» **REQUIREMENT**
Reproduce, word for word, the lines of the data below from the one containing "annotation-june: June — [556, 345, 603, 367]" through the one containing "bar — [438, 475, 451, 849]", including both of those lines.

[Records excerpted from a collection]
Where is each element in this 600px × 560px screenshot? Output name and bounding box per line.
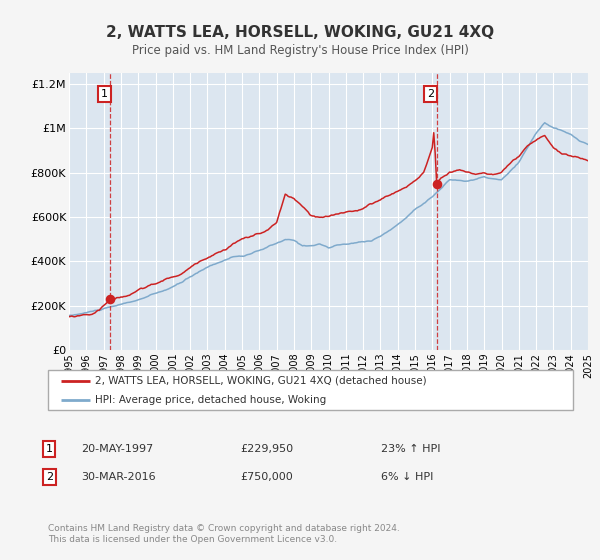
Text: 1: 1	[46, 444, 53, 454]
Text: 20-MAY-1997: 20-MAY-1997	[81, 444, 153, 454]
Text: 23% ↑ HPI: 23% ↑ HPI	[381, 444, 440, 454]
Text: 6% ↓ HPI: 6% ↓ HPI	[381, 472, 433, 482]
FancyBboxPatch shape	[48, 370, 573, 410]
Point	[106, 295, 115, 304]
Text: 2, WATTS LEA, HORSELL, WOKING, GU21 4XQ (detached house): 2, WATTS LEA, HORSELL, WOKING, GU21 4XQ …	[95, 376, 427, 386]
Text: £750,000: £750,000	[240, 472, 293, 482]
Text: HPI: Average price, detached house, Woking: HPI: Average price, detached house, Woki…	[95, 395, 326, 405]
Point	[432, 179, 442, 188]
Text: 1: 1	[101, 89, 107, 99]
Text: Contains HM Land Registry data © Crown copyright and database right 2024.
This d: Contains HM Land Registry data © Crown c…	[48, 524, 400, 544]
Text: £229,950: £229,950	[240, 444, 293, 454]
Text: 2, WATTS LEA, HORSELL, WOKING, GU21 4XQ: 2, WATTS LEA, HORSELL, WOKING, GU21 4XQ	[106, 25, 494, 40]
Text: 2: 2	[427, 89, 434, 99]
Text: 2: 2	[46, 472, 53, 482]
Text: Price paid vs. HM Land Registry's House Price Index (HPI): Price paid vs. HM Land Registry's House …	[131, 44, 469, 57]
Text: 30-MAR-2016: 30-MAR-2016	[81, 472, 155, 482]
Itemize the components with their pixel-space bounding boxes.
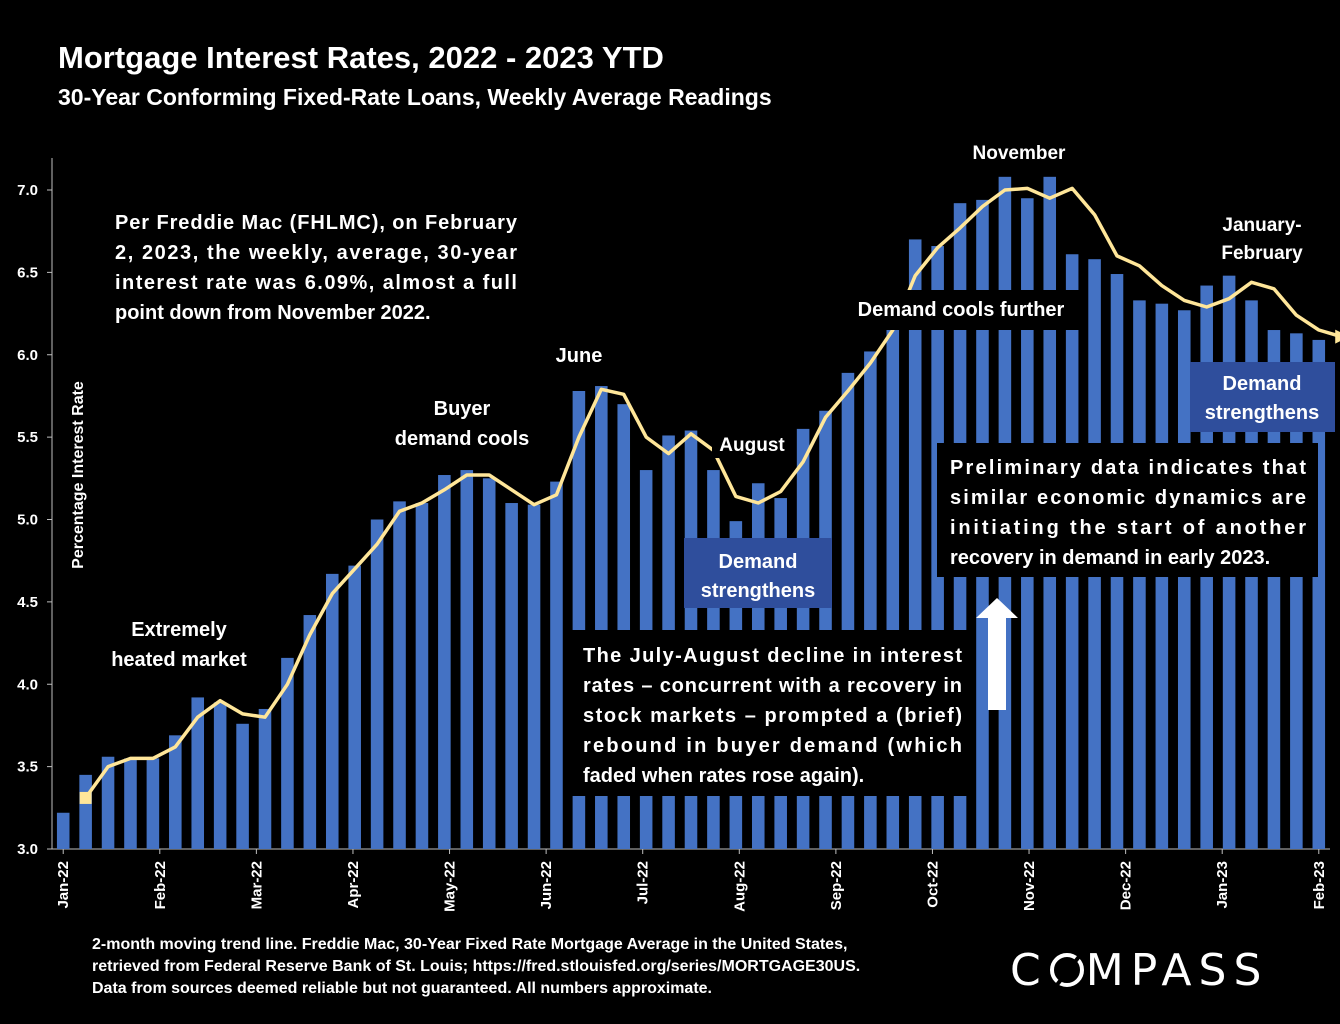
annotation-june: June — [556, 345, 603, 367]
bar — [1177, 310, 1191, 850]
y-tick-label: 6.5 — [17, 264, 38, 281]
bar — [146, 758, 160, 849]
x-tick-label: Jul-22 — [635, 861, 652, 904]
freddie-mac-note-line: point down from November 2022. — [115, 302, 431, 324]
july-august-note-line: The July-August decline in interest — [583, 645, 962, 667]
bar — [191, 697, 205, 849]
july-august-note-box — [570, 630, 970, 796]
july-august-note-line: stock markets – prompted a (brief) — [583, 705, 962, 727]
bar — [550, 481, 563, 849]
annotation-august: August — [719, 435, 785, 456]
chart-title: Mortgage Interest Rates, 2022 - 2023 YTD — [58, 40, 664, 75]
label-bg — [840, 290, 1088, 330]
chart-subtitle: 30-Year Conforming Fixed-Rate Loans, Wee… — [58, 84, 772, 110]
x-tick-label: Mar-22 — [248, 861, 265, 909]
label-bg — [1212, 210, 1312, 266]
annotation-demand-cools-further: Demand cools further — [858, 299, 1065, 321]
freddie-mac-note-line: 2, 2023, the weekly, average, 30-year — [115, 242, 517, 264]
y-tick-label: 4.5 — [17, 594, 38, 611]
bar — [505, 503, 518, 849]
source-footnote: 2-month moving trend line. Freddie Mac, … — [92, 934, 972, 1000]
y-tick-label: 5.0 — [17, 512, 38, 529]
bar — [101, 756, 115, 849]
x-tick-label: Aug-22 — [731, 861, 748, 912]
bar — [438, 475, 451, 849]
annotation-january-february: January- — [1222, 215, 1301, 236]
label-bg — [712, 428, 794, 458]
annotation-extremely-heated: Extremely — [131, 619, 227, 641]
annotation-buyer-demand-cools: demand cools — [395, 428, 529, 450]
x-tick-label: May-22 — [442, 861, 459, 912]
bar — [169, 735, 182, 849]
x-tick-label: Oct-22 — [924, 861, 941, 908]
bar — [527, 504, 541, 849]
july-august-note-line: rebound in buyer demand (which — [583, 735, 962, 757]
bar — [370, 519, 384, 849]
bar — [415, 503, 429, 849]
preliminary-note-box — [937, 443, 1318, 577]
label-bg — [384, 392, 540, 452]
logo-letters-mpass: MPASS — [1085, 945, 1269, 996]
y-tick-label: 3.5 — [17, 759, 38, 776]
label-bg — [96, 610, 262, 672]
y-tick-label: 6.0 — [17, 347, 38, 364]
logo-o-icon — [1049, 953, 1084, 987]
bar — [236, 723, 249, 849]
compass-logo: C MPASS — [1010, 945, 1268, 996]
demand-strengthens-box-jan — [1190, 362, 1335, 432]
up-arrow-icon — [976, 598, 1018, 710]
x-tick-label: Jan-22 — [55, 861, 72, 909]
bar — [303, 615, 317, 849]
y-axis-title: Percentage Interest Rate — [70, 381, 87, 569]
demand-strengthens-box-aug — [684, 538, 832, 608]
x-tick-label: Sep-22 — [828, 861, 845, 910]
july-august-note-line: rates – concurrent with a recovery in — [583, 675, 962, 697]
bar — [348, 565, 361, 849]
y-tick-label: 3.0 — [17, 841, 38, 858]
footnote-line-3: Data from sources deemed reliable but no… — [92, 980, 712, 997]
y-tick-label: 7.0 — [17, 182, 38, 199]
bar — [124, 758, 137, 849]
preliminary-note-line: Preliminary data indicates that — [950, 457, 1306, 479]
annotation-extremely-heated: heated market — [111, 649, 247, 671]
annotation-january-february: February — [1221, 243, 1303, 264]
annotation-demand-strengthens-jan: strengthens — [1205, 402, 1319, 424]
annotation-buyer-demand-cools: Buyer — [434, 398, 491, 420]
bar — [325, 573, 339, 849]
bar — [393, 501, 406, 849]
rate-chart: 3.0 3.5 4.0 4.5 5.0 5.5 6.0 6.5 7.0 Percentage In… — [17, 143, 1340, 912]
trend-arrowhead — [1335, 329, 1340, 344]
x-tick-label: Dec-22 — [1118, 861, 1135, 910]
y-tick-label: 5.5 — [17, 429, 38, 446]
preliminary-note-line: recovery in demand in early 2023. — [950, 547, 1270, 569]
annotation-demand-strengthens-aug: Demand — [719, 551, 798, 573]
x-tick-label: Apr-22 — [345, 861, 362, 909]
freddie-mac-note-box — [100, 198, 530, 330]
annotation-demand-strengthens-jan: Demand — [1223, 373, 1302, 395]
freddie-mac-note-line: Per Freddie Mac (FHLMC), on February — [115, 212, 518, 234]
x-tick-label: Nov-22 — [1021, 861, 1038, 911]
y-tick-label: 4.0 — [17, 676, 38, 693]
bar — [482, 478, 496, 849]
bar — [56, 812, 70, 849]
bar — [213, 702, 227, 849]
x-tick-label: Jun-22 — [538, 861, 555, 909]
bar — [281, 657, 294, 849]
footnote-line-2: retrieved from Federal Reserve Bank of S… — [92, 958, 861, 975]
footnote-line-1: 2-month moving trend line. Freddie Mac, … — [92, 936, 848, 953]
bar — [79, 774, 92, 849]
july-august-note-line: faded when rates rose again). — [583, 765, 864, 787]
preliminary-note-line: similar economic dynamics are — [950, 487, 1306, 509]
annotation-november: November — [973, 143, 1067, 164]
logo-letter-c: C — [1010, 945, 1048, 996]
x-tick-label: Feb-22 — [152, 861, 169, 909]
bar — [460, 470, 474, 849]
x-tick-label: Jan-23 — [1214, 861, 1231, 909]
bar — [258, 708, 272, 849]
x-tick-label: Feb-23 — [1311, 861, 1328, 909]
annotation-demand-strengthens-aug: strengthens — [701, 580, 815, 602]
trend-start-marker — [79, 791, 92, 804]
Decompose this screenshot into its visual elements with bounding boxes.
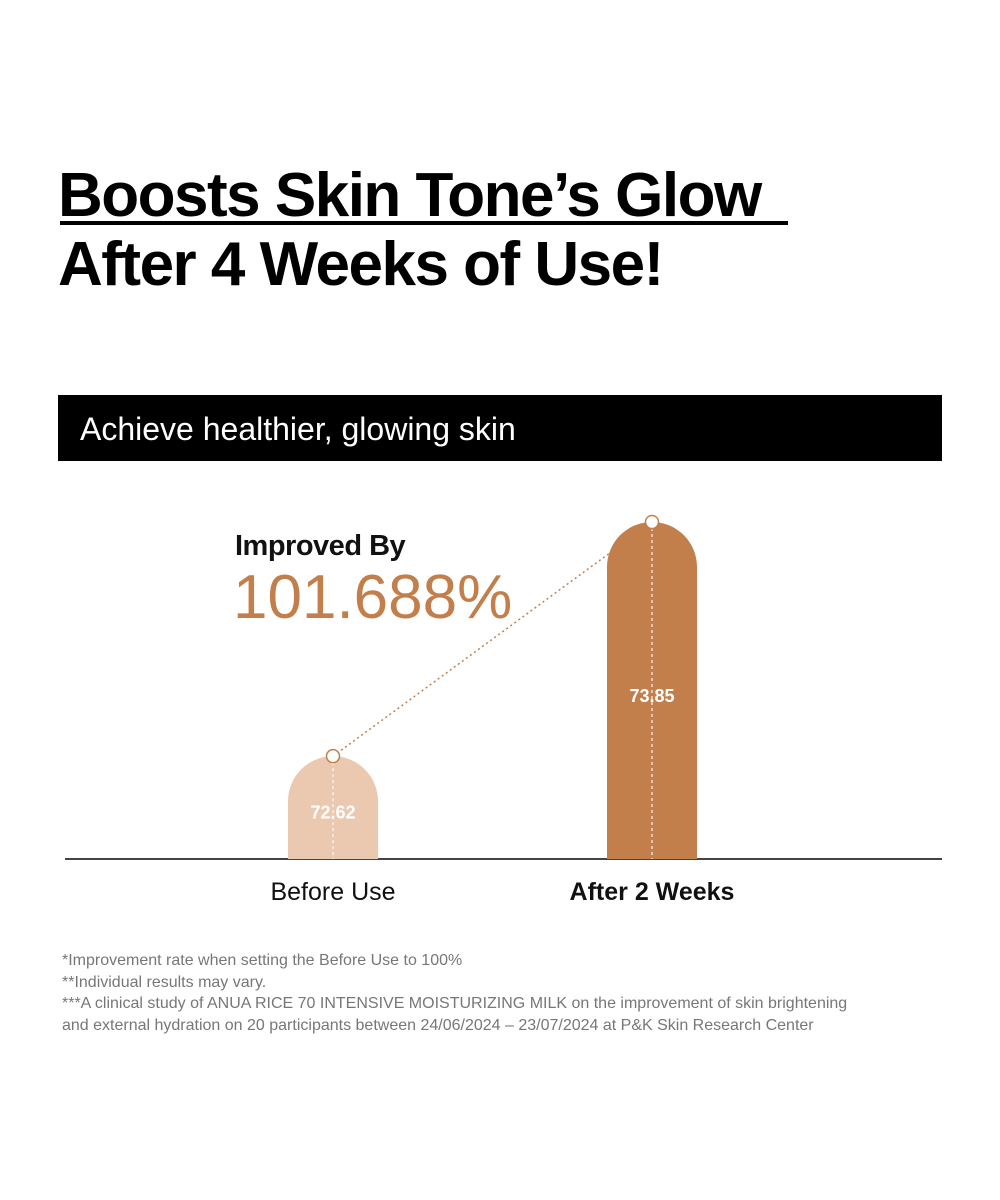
title-line: After 4 Weeks of Use! <box>58 230 663 299</box>
value-label: 72.62 <box>310 803 355 823</box>
footnote: ***A clinical study of ANUA RICE 70 INTE… <box>62 995 847 1012</box>
point-marker <box>644 514 660 530</box>
banner-text: Achieve healthier, glowing skin <box>80 411 516 447</box>
trend-line <box>332 521 653 757</box>
x-tick-label: Before Use <box>270 878 395 906</box>
point-marker <box>325 748 341 764</box>
value-label: 73.85 <box>629 686 674 706</box>
banner <box>58 395 942 461</box>
x-tick-label: After 2 Weeks <box>570 878 735 906</box>
footnote: *Improvement rate when setting the Befor… <box>62 952 462 969</box>
title-line: Boosts Skin Tone’s Glow <box>58 161 763 230</box>
annotation-value: 101.688% <box>233 563 512 632</box>
annotation-label: Improved By <box>235 530 406 562</box>
footnote: and external hydration on 20 participant… <box>62 1017 814 1034</box>
title-underline <box>60 221 788 225</box>
bar <box>288 756 378 859</box>
footnote: **Individual results may vary. <box>62 974 266 991</box>
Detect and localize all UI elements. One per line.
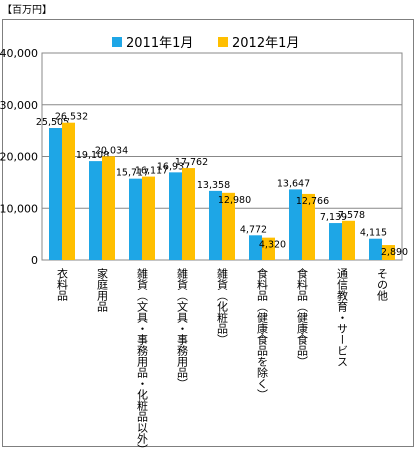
y-tick-label: 10,000 [0, 202, 38, 215]
legend-swatch [218, 37, 228, 47]
data-label: 16,937 [157, 161, 190, 172]
bar [382, 245, 395, 260]
bar [129, 178, 142, 260]
data-label: 7,139 [320, 212, 347, 223]
data-label: 4,115 [360, 228, 387, 239]
data-label: 15,717 [116, 168, 149, 179]
data-label: 12,766 [296, 196, 329, 207]
bar [302, 193, 315, 260]
data-label: 20,034 [95, 145, 128, 156]
legend-swatch [112, 37, 122, 47]
unit-label: 【百万円】 [2, 5, 52, 16]
y-tick-label: 20,000 [0, 151, 38, 164]
bar [169, 172, 182, 260]
bar [49, 128, 62, 260]
y-tick-label: 40,000 [0, 47, 38, 60]
bar [262, 237, 275, 260]
chart-frame [2, 19, 414, 447]
bar [222, 192, 235, 260]
x-tick-label: 雑貨（化粧品） [216, 267, 229, 345]
x-tick-label: その他 [376, 268, 389, 301]
bar [62, 122, 75, 260]
data-label: 17,762 [175, 157, 208, 168]
bar [142, 176, 155, 260]
data-label: 4,320 [259, 240, 286, 251]
data-label: 4,772 [240, 224, 267, 235]
data-label: 19,108 [76, 150, 109, 161]
data-label: 7,578 [338, 210, 365, 221]
data-label: 2,890 [381, 247, 408, 258]
bar [89, 161, 102, 260]
data-label: 12,980 [218, 195, 251, 206]
x-tick-label: 衣料品 [56, 267, 69, 301]
x-tick-label: 家庭用品 [96, 267, 109, 312]
x-tick-label: 通信教育・サービス [336, 268, 349, 367]
x-tick-label: 食料品（健康食品） [296, 267, 309, 367]
legend-label: 2012年1月 [232, 36, 299, 51]
data-label: 13,358 [197, 180, 230, 191]
bar [369, 238, 382, 260]
bar [342, 220, 355, 260]
data-label: 13,647 [277, 178, 310, 189]
data-label: 25,505 [36, 117, 69, 128]
legend-label: 2011年1月 [126, 36, 193, 51]
bar [289, 189, 302, 260]
bar [102, 156, 115, 260]
data-label: 16,117 [135, 166, 168, 177]
x-tick-label: 雑貨（文具・事務用品） [176, 267, 189, 389]
bar [249, 235, 262, 260]
data-label: 26,532 [55, 112, 88, 123]
bar [329, 223, 342, 260]
y-tick-label: 30,000 [0, 99, 38, 112]
x-tick-label: 雑貨（文具・事務用品・化粧品以外） [136, 267, 149, 450]
x-tick-label: 食料品（健康食品を除く） [256, 267, 269, 400]
bar [209, 190, 222, 260]
y-tick-label: 0 [31, 254, 38, 267]
bar [182, 168, 195, 260]
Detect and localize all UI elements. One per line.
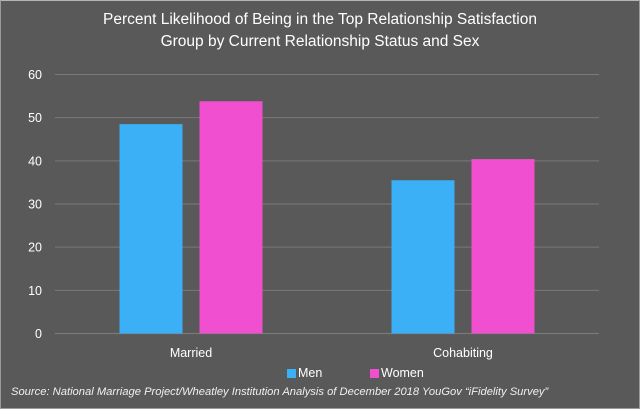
legend: Men Women bbox=[0, 366, 640, 382]
chart-title-line-1: Percent Likelihood of Being in the Top R… bbox=[103, 11, 537, 28]
legend-swatch-women bbox=[370, 368, 379, 378]
source-note: Source: National Marriage Project/Wheatl… bbox=[11, 386, 549, 398]
y-tick-label: 50 bbox=[28, 111, 42, 125]
chart-title: Percent Likelihood of Being in the Top R… bbox=[0, 9, 640, 53]
bar-men-cohabiting bbox=[391, 180, 455, 334]
legend-item-men: Men bbox=[287, 366, 322, 380]
bar-women-married bbox=[199, 101, 263, 334]
legend-swatch-men bbox=[287, 368, 296, 378]
legend-label-women: Women bbox=[381, 366, 424, 380]
y-tick-label: 40 bbox=[28, 154, 42, 168]
chart-title-line-2: Group by Current Relationship Status and… bbox=[160, 33, 480, 50]
legend-item-women: Women bbox=[370, 366, 424, 380]
x-tick-label: Cohabiting bbox=[433, 346, 493, 360]
y-tick-label: 30 bbox=[28, 198, 42, 212]
bar-women-cohabiting bbox=[471, 159, 535, 334]
legend-label-men: Men bbox=[298, 366, 323, 380]
y-tick-label: 10 bbox=[28, 284, 42, 298]
y-tick-label: 60 bbox=[28, 68, 42, 82]
y-tick-label: 0 bbox=[35, 327, 42, 341]
y-tick-label: 20 bbox=[28, 241, 42, 255]
bar-men-married bbox=[119, 124, 183, 334]
x-tick-label: Married bbox=[170, 346, 212, 360]
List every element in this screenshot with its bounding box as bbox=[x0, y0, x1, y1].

» **OUTPUT**
annotation-june: June — [556, 345, 603, 367]
bar — [1177, 310, 1191, 850]
y-tick-label: 6.5 — [17, 264, 38, 281]
bar — [146, 758, 160, 849]
x-tick-label: Jul-22 — [635, 861, 652, 904]
freddie-mac-note-line: point down from November 2022. — [115, 302, 431, 324]
july-august-note-line: The July-August decline in interest — [583, 645, 962, 667]
bar — [191, 697, 205, 849]
july-august-note-box — [570, 630, 970, 796]
july-august-note-line: stock markets – prompted a (brief) — [583, 705, 962, 727]
bar — [550, 481, 563, 849]
annotation-august: August — [719, 435, 785, 456]
chart-title: Mortgage Interest Rates, 2022 - 2023 YTD — [58, 40, 664, 75]
label-bg — [840, 290, 1088, 330]
chart-subtitle: 30-Year Conforming Fixed-Rate Loans, Wee… — [58, 84, 772, 110]
x-tick-label: Mar-22 — [248, 861, 265, 909]
label-bg — [1212, 210, 1312, 266]
annotation-demand-cools-further: Demand cools further — [858, 299, 1065, 321]
freddie-mac-note-line: 2, 2023, the weekly, average, 30-year — [115, 242, 517, 264]
y-tick-label: 4.5 — [17, 594, 38, 611]
bar — [505, 503, 518, 849]
source-footnote: 2-month moving trend line. Freddie Mac, … — [92, 934, 972, 1000]
y-tick-label: 5.0 — [17, 512, 38, 529]
bar — [101, 756, 115, 849]
x-tick-label: Aug-22 — [731, 861, 748, 912]
bar — [438, 475, 451, 849]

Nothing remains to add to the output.